What you will do ->
**A.** Retype the part of the passage on preprints and plagiarism that begins at the words "First of all, this" and stops after the words "for this question.".
**B.** In the passage on preprints and plagiarism, list each sentence of the second bulleted position, the one arguing against posting papers on the ArXiv before peer-reviewed publication.

Extract to read ->
First of all, this is about plagiarism in the sense of stealing ideas. Copy-and-paste plagiarism is included but not likely to happen in the cases relevant for this question.
Considering the publication of a paper prior to peer-reviewed publication on the ArXiv (or another preprint server), there are usually two main positions considering a possible theft of the idea (or somebody coming up with the same idea):
- If somebody manages to publish your idea in a peer-reviewed journal before you do, you can prove that you came up with the idea first or at least independently if you have published your paper on the ArXiv. Therefore it is a good idea to publish papers on the ArXiv before they have been published in a peer-reviewed journal.
- If you publish your paper on ArXiv before it is published in a peer-reviewed journal, others may steal your work and publish it peer-reviewed before you do and thus take the scientific credit. It’s difficult to attack those people since the ArXiv is not peer-reviewed. Somebody could make a living of plagiarising ArXiv papers. Therefore it is a bad idea to publish papers on the ArXiv before they have been published in a peer-reviewed journal.

Extracted information ->

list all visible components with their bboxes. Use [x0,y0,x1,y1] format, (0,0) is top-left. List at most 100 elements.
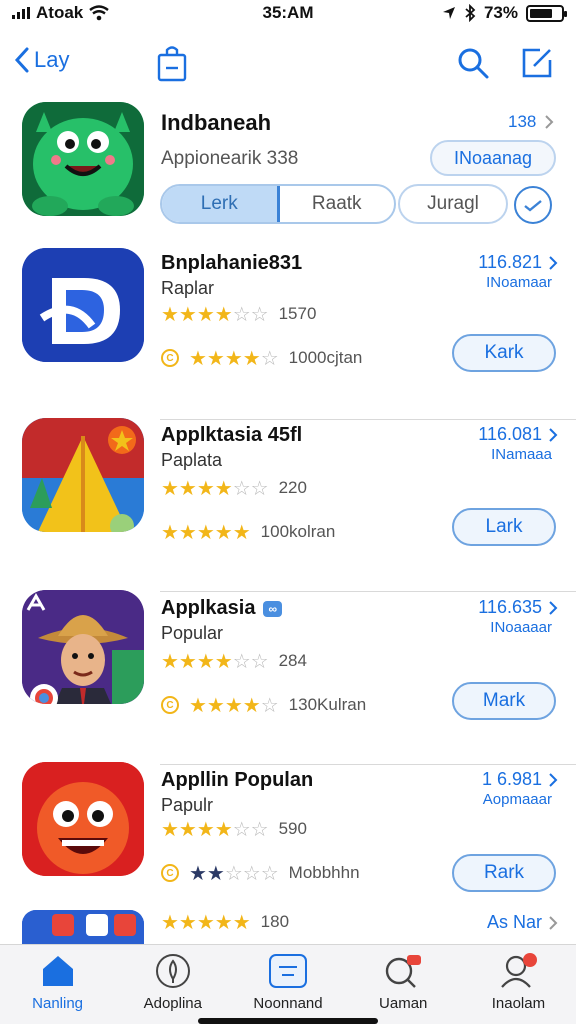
share-icon[interactable] [156,44,188,82]
app-name: Appllin Populan [161,769,314,791]
battery-icon [526,4,567,22]
review-stars: ★★★★★ 100kolran [161,520,335,544]
app-rank-value: 116.635 [478,597,542,617]
segmented-control: Lerk Raatk [160,184,396,224]
app-rank-sub: INamaaa [491,446,552,463]
app-rank[interactable]: 1 6.981 [482,769,558,790]
app-row[interactable]: Bnplahanie831 Raplar 116.821 INoamaar ★★… [0,248,576,420]
app-action-button[interactable]: Mark [452,682,556,720]
app-row[interactable]: Applkasia ∞ Popular 116.635 INoaaaar ★★★★… [0,590,576,765]
tab-uaman[interactable]: Uaman [346,945,461,1024]
home-indicator [198,1018,378,1024]
tab-bar: Nanling Adoplina Noonnand Uaman Inaolam [0,944,576,1024]
feather-icon [155,954,190,988]
bluetooth-icon [465,4,476,22]
star-icons: ★★☆☆☆ [189,861,279,885]
nav-bar: Lay [0,40,576,88]
tab-label: Adoplina [143,995,202,1012]
infinity-badge-icon: ∞ [263,600,283,617]
reviews-text: Mobbhhn [288,863,360,882]
app-category: Paplata [161,450,223,470]
app-name-text: Applkasia [161,597,256,619]
app-name: Applkasia ∞ [161,597,283,620]
tab-label: Nanling [32,995,84,1012]
star-icons: ★★★★☆☆ [161,476,269,500]
tab-noonnand[interactable]: Noonnand [230,945,345,1024]
star-icons: ★★★★☆ [189,346,279,370]
cowboy-icon [22,590,144,704]
featured-get-button[interactable]: INoaanag [430,140,556,176]
review-stars: C ★★★★☆ 130Kulran [161,693,366,717]
orange-face-icon [22,762,144,876]
featured-app-icon[interactable] [22,102,144,216]
carrier-label: Atoak [36,3,84,22]
app-category: Papulr [161,795,214,815]
back-label: Lay [34,47,70,72]
star-icons: ★★★★★ [161,520,251,544]
review-stars: C ★★☆☆☆ Mobbhhn [161,861,360,885]
star-icons: ★★★★★ [161,910,251,934]
app-icon[interactable] [22,762,144,876]
rating-stars: ★★★★☆☆ 1570 [161,302,316,326]
featured-title: Indbaneah [161,110,272,135]
back-button[interactable]: Lay [14,46,69,74]
chevron-right-icon [549,427,558,442]
chevron-right-icon [549,772,558,787]
review-stars: C ★★★★☆ 1000cjtan [161,346,362,370]
tab-nanling[interactable]: Nanling [0,945,115,1024]
tab-adoplina[interactable]: Adoplina [115,945,230,1024]
rating-count: 590 [278,819,307,838]
rating-count: 284 [278,651,307,670]
star-icons: ★★★★☆ [189,693,279,717]
rating-stars: ★★★★☆☆ 590 [161,817,307,841]
status-bar: Atoak 35:AM 73% [0,0,576,26]
app-rank-value: 1 6.981 [481,769,542,789]
app-action-button[interactable]: Lark [452,508,556,546]
app-category: Raplar [161,278,215,298]
badge-icon: C [161,696,179,714]
app-icon[interactable] [22,910,144,944]
reviews-text: 1000cjtan [288,348,363,367]
featured-rank[interactable]: 138 [508,112,554,132]
check-icon [524,200,542,212]
game-tiles-icon [22,910,144,944]
letter-d-icon [22,248,144,362]
app-row[interactable]: Applktasia 45fl Paplata 116.081 INamaaa … [0,418,576,592]
app-rank-value: As Nar [486,912,542,932]
app-rank[interactable]: 116.635 [478,597,558,618]
person-icon [501,953,538,988]
star-icons: ★★★★☆☆ [161,817,269,841]
chevron-right-icon [545,115,554,129]
app-icon[interactable] [22,248,144,362]
app-row-partial[interactable]: ★★★★★ 180 As Nar [0,910,576,944]
featured-app: Indbaneah Appionearik 338 138 INoaanag L… [0,100,576,230]
segment-raatk[interactable]: Raatk [280,186,395,222]
segment-lerk[interactable]: Lerk [162,186,280,222]
rating-stars: ★★★★★ 180 [161,910,289,934]
tab-label: Noonnand [253,995,323,1012]
app-action-button[interactable]: Rark [452,854,556,892]
rating-stars: ★★★★☆☆ 220 [161,476,307,500]
featured-subtitle: Appionearik 338 [161,148,299,169]
chevron-right-icon [549,600,558,615]
tab-label: Inaolam [491,995,546,1012]
tent-game-icon [22,418,144,532]
app-rank[interactable]: 116.081 [478,424,558,445]
tab-label: Uaman [379,995,428,1012]
app-rank[interactable]: As Nar [487,912,558,933]
tab-inaolam[interactable]: Inaolam [461,945,576,1024]
app-rank-value: 116.821 [478,252,542,272]
app-action-button[interactable]: Kark [452,334,556,372]
wifi-icon [89,5,109,21]
app-rank[interactable]: 116.821 [478,252,558,273]
search-icon[interactable] [456,46,490,80]
compose-icon[interactable] [520,46,554,80]
filter-button[interactable] [514,186,552,224]
app-icon[interactable] [22,590,144,704]
app-icon[interactable] [22,418,144,532]
rating-stars: ★★★★☆☆ 284 [161,649,307,673]
star-icons: ★★★★☆☆ [161,649,269,673]
house-icon [42,956,73,986]
app-name: Applktasia 45fl [161,424,303,446]
segment-juragl[interactable]: Juragl [398,184,508,224]
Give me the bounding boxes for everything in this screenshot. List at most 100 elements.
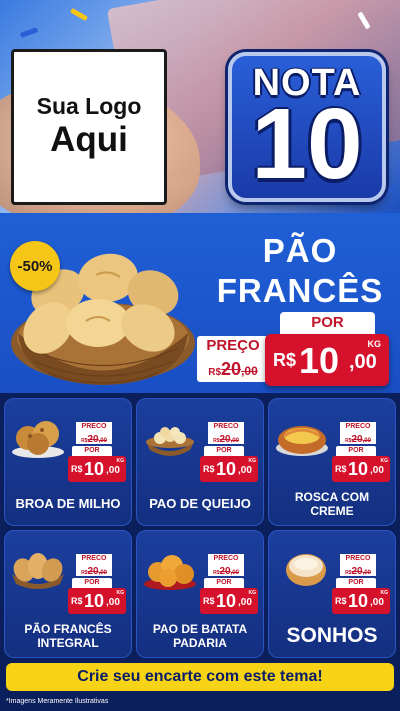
old-price-label: PRECO xyxy=(340,554,376,564)
product-name: PAO DE QUEIJO xyxy=(149,496,251,511)
new-price-value: 10 xyxy=(216,591,237,611)
price-unit: KG xyxy=(248,590,257,596)
product-name: SONHOS xyxy=(286,624,378,647)
old-price-label: PRECO xyxy=(76,554,112,564)
old-price: R$20,00 xyxy=(340,432,376,445)
old-price: R$20,00 xyxy=(340,564,376,577)
new-price-currency: R$ xyxy=(273,350,297,370)
new-price-label: POR xyxy=(336,578,376,588)
new-price-value: 10 xyxy=(84,591,105,611)
old-price-value: 20 xyxy=(87,566,99,577)
old-price-cents: ,00 xyxy=(230,570,239,576)
product-name: ROSCA COM CREME xyxy=(294,490,370,519)
old-price-label: PREÇO xyxy=(197,336,269,356)
price-unit: KG xyxy=(116,458,125,464)
old-price: R$20,00 xyxy=(197,356,269,382)
old-price-label: PRECO xyxy=(208,422,244,432)
old-price-value: 20 xyxy=(219,434,231,445)
new-price-cents: ,00 xyxy=(238,597,252,608)
hero-title: PÃO FRANCÊS xyxy=(205,231,395,310)
new-price-value: 10 xyxy=(348,591,369,611)
new-price-cents: ,00 xyxy=(370,465,384,476)
new-price-cents: ,00 xyxy=(106,465,120,476)
old-price-cents: ,00 xyxy=(98,438,107,444)
price-tag: PRECO R$20,00 POR R$ 10 ,00 KG xyxy=(200,554,258,614)
product-card[interactable]: PRECO R$20,00 POR R$ 10 ,00 KG PAO DE BA… xyxy=(136,530,264,658)
new-price-cents: ,00 xyxy=(349,351,377,373)
header-banner: Sua Logo Aqui NOTA 10 xyxy=(0,0,400,213)
potato-bread-icon xyxy=(144,555,196,590)
old-price-cents: ,00 xyxy=(362,438,371,444)
new-price-value: 10 xyxy=(84,459,105,479)
logo-text-line1: Sua Logo xyxy=(36,93,142,120)
hero-offer[interactable]: -50% PÃO FRANCÊS PREÇO R$20,00 POR R$ 10… xyxy=(0,213,400,393)
product-card[interactable]: PRECO R$20,00 POR R$ 10 ,00 KG SONHOS xyxy=(268,530,396,658)
new-price-value: 10 xyxy=(299,340,340,381)
new-price: R$ 10 ,00 KG xyxy=(265,334,389,386)
price-tag: PRECO R$20,00 POR R$ 10 ,00 KG xyxy=(332,422,390,482)
old-price-currency: R$ xyxy=(208,367,222,378)
new-price-cents: ,00 xyxy=(106,597,120,608)
old-price-cents: ,00 xyxy=(230,438,239,444)
new-price-value: 10 xyxy=(348,459,369,479)
new-price: R$ 10 ,00 KG xyxy=(200,588,258,614)
new-price: R$ 10 ,00 KG xyxy=(332,588,390,614)
price-unit: KG xyxy=(367,339,382,349)
old-price-cents: ,00 xyxy=(241,364,258,378)
whole-wheat-rolls-icon xyxy=(12,553,64,589)
logo-text-line2: Aqui xyxy=(50,119,128,159)
product-name: PÃO FRANCÊS INTEGRAL xyxy=(24,622,112,651)
product-name: PAO DE BATATA PADARIA xyxy=(152,622,248,651)
new-price-label: POR xyxy=(336,446,376,456)
logo-placeholder[interactable]: Sua Logo Aqui xyxy=(11,49,167,205)
old-price: R$20,00 xyxy=(76,564,112,577)
old-price-label: PRECO xyxy=(76,422,112,432)
old-price-label: PRECO xyxy=(208,554,244,564)
price-unit: KG xyxy=(380,590,389,596)
new-price-label: POR xyxy=(204,578,244,588)
new-price-currency: R$ xyxy=(335,596,347,606)
new-price-cents: ,00 xyxy=(238,465,252,476)
corn-bread-icon xyxy=(12,421,64,458)
image-disclaimer: *Imagens Meramente Ilustrativas xyxy=(6,698,109,705)
price-tag: PRECO R$20,00 POR R$ 10 ,00 KG xyxy=(68,422,126,482)
product-card[interactable]: PRECO R$20,00 POR R$ 10 ,00 KG PÃO FRANC… xyxy=(4,530,132,658)
create-flyer-button[interactable]: Crie seu encarte com este tema! xyxy=(6,663,394,691)
price-unit: KG xyxy=(116,590,125,596)
price-tag: PRECO R$20,00 POR R$ 10 ,00 KG xyxy=(332,554,390,614)
product-card[interactable]: PRECO R$20,00 POR R$ 10 ,00 KG PAO DE QU… xyxy=(136,398,264,526)
cheese-bread-icon xyxy=(146,427,194,456)
donut-icon xyxy=(286,554,326,586)
old-price: R$20,00 xyxy=(76,432,112,445)
cream-pastry-icon xyxy=(276,426,328,456)
new-price-currency: R$ xyxy=(71,596,83,606)
new-price-label: POR xyxy=(280,312,375,334)
old-price: R$20,00 xyxy=(208,564,244,577)
old-price-value: 20 xyxy=(351,566,363,577)
confetti-decoration xyxy=(69,7,89,22)
new-price-label: POR xyxy=(72,578,112,588)
old-price-value: 20 xyxy=(87,434,99,445)
product-card[interactable]: PRECO R$20,00 POR R$ 10 ,00 KG BROA DE M… xyxy=(4,398,132,526)
new-price-cents: ,00 xyxy=(370,597,384,608)
product-name: BROA DE MILHO xyxy=(15,496,121,511)
old-price-cents: ,00 xyxy=(362,570,371,576)
old-price-value: 20 xyxy=(221,359,242,379)
new-price-currency: R$ xyxy=(335,464,347,474)
old-price-label: PRECO xyxy=(340,422,376,432)
old-price-value: 20 xyxy=(219,566,231,577)
product-card[interactable]: PRECO R$20,00 POR R$ 10 ,00 KG ROSCA COM… xyxy=(268,398,396,526)
new-price-value: 10 xyxy=(216,459,237,479)
new-price-label: POR xyxy=(204,446,244,456)
old-price: R$20,00 xyxy=(208,432,244,445)
new-price: R$ 10 ,00 KG xyxy=(68,456,126,482)
nota-10-badge: NOTA 10 xyxy=(228,52,386,202)
new-price-currency: R$ xyxy=(203,464,215,474)
confetti-decoration xyxy=(19,27,39,38)
new-price-currency: R$ xyxy=(71,464,83,474)
old-price-cents: ,00 xyxy=(98,570,107,576)
hero-title-line1: PÃO xyxy=(262,232,338,269)
price-tag: PRECO R$20,00 POR R$ 10 ,00 KG xyxy=(68,554,126,614)
price-unit: KG xyxy=(248,458,257,464)
new-price: R$ 10 ,00 KG xyxy=(200,456,258,482)
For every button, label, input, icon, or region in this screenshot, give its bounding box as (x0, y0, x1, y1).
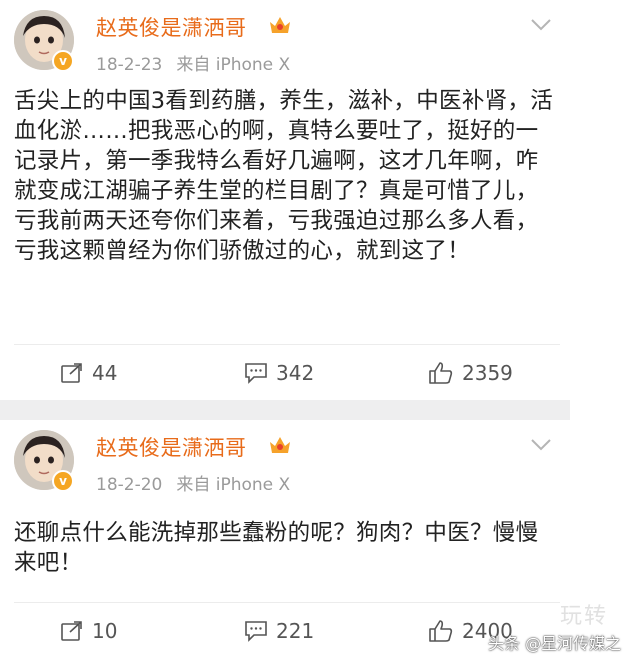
weibo-post: v 赵英俊是潇洒哥 18-2-23 来自 iPhone X 舌尖上的中国3看到药膳… (0, 0, 570, 400)
post-date: 18-2-20 (96, 475, 163, 495)
comment-count: 342 (276, 361, 315, 385)
verified-badge-icon: v (52, 50, 74, 72)
like-icon (429, 362, 453, 384)
divider (14, 602, 560, 603)
weibo-post: v 赵英俊是潇洒哥 18-2-20 来自 iPhone X 还聊点什么能洗掉那些蠢… (0, 420, 570, 664)
comment-button[interactable]: 221 (244, 616, 314, 646)
repost-icon (61, 621, 82, 641)
post-meta: 18-2-20 来自 iPhone X (96, 470, 290, 495)
comment-count: 221 (276, 619, 315, 643)
comment-icon (245, 363, 267, 384)
post-source: 来自 iPhone X (176, 55, 291, 75)
username[interactable]: 赵英俊是潇洒哥 (96, 12, 247, 42)
repost-count: 44 (92, 361, 118, 385)
avatar[interactable]: v (14, 430, 78, 494)
username[interactable]: 赵英俊是潇洒哥 (96, 432, 247, 462)
action-bar: 10 221 2400 (0, 606, 570, 656)
comment-icon (245, 621, 267, 642)
post-text: 舌尖上的中国3看到药膳，养生，滋补，中医补肾，活血化淤……把我恶心的啊，真特么要… (14, 88, 554, 264)
repost-count: 10 (92, 619, 118, 643)
weibo-feed: v 赵英俊是潇洒哥 18-2-23 来自 iPhone X 舌尖上的中国3看到药膳… (0, 0, 640, 664)
post-date: 18-2-23 (96, 55, 163, 75)
post-source: 来自 iPhone X (176, 475, 291, 495)
repost-icon (61, 363, 82, 383)
post-meta: 18-2-23 来自 iPhone X (96, 50, 290, 75)
like-icon (429, 620, 453, 642)
vip-crown-icon (270, 437, 290, 453)
post-separator (0, 400, 570, 420)
like-count: 2359 (462, 361, 513, 385)
action-bar: 44 342 2359 (0, 348, 570, 398)
verified-badge-icon: v (52, 470, 74, 492)
comment-button[interactable]: 342 (244, 358, 314, 388)
avatar[interactable]: v (14, 10, 78, 74)
post-text: 还聊点什么能洗掉那些蠢粉的呢？狗肉？中医？慢慢来吧！ (14, 520, 539, 576)
chevron-down-icon[interactable] (530, 18, 552, 32)
watermark-attribution: 头条 @星河传媒之 (488, 634, 622, 653)
like-button[interactable]: 2359 (428, 358, 513, 388)
vip-crown-icon (270, 17, 290, 33)
chevron-down-icon[interactable] (530, 438, 552, 452)
watermark-faint: 玩转 (560, 604, 609, 629)
repost-button[interactable]: 44 (60, 358, 117, 388)
divider (14, 344, 560, 345)
repost-button[interactable]: 10 (60, 616, 117, 646)
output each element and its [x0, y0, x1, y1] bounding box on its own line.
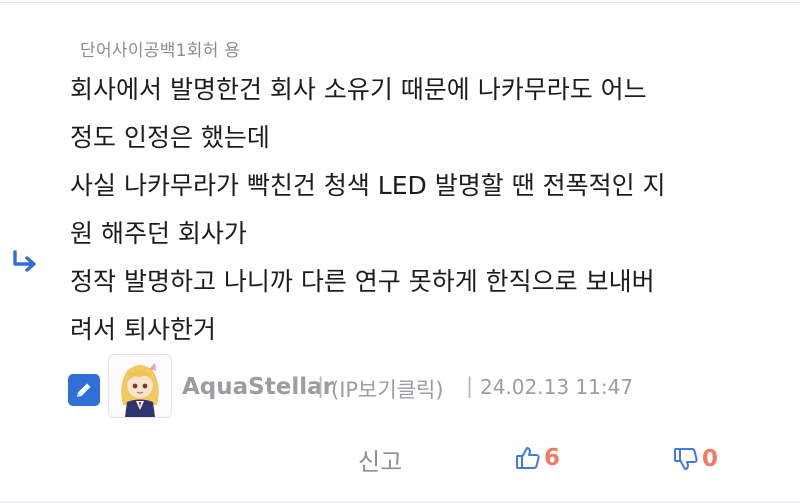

Answers to the exercises ->
**A.**
First of all, this is about plagiarism in the sense of stealing ideas. Copy-and-paste plagiarism is included but not likely to happen in the cases relevant for this question.

**B.**
- If you publish your paper on ArXiv before it is published in a peer-reviewed journal, others may steal your work and publish it peer-reviewed before you do and thus take the scientific credit.
- It’s difficult to attack those people since the ArXiv is not peer-reviewed.
- Somebody could make a living of plagiarising ArXiv papers.
- Therefore it is a bad idea to publish papers on the ArXiv before they have been published in a peer-reviewed journal.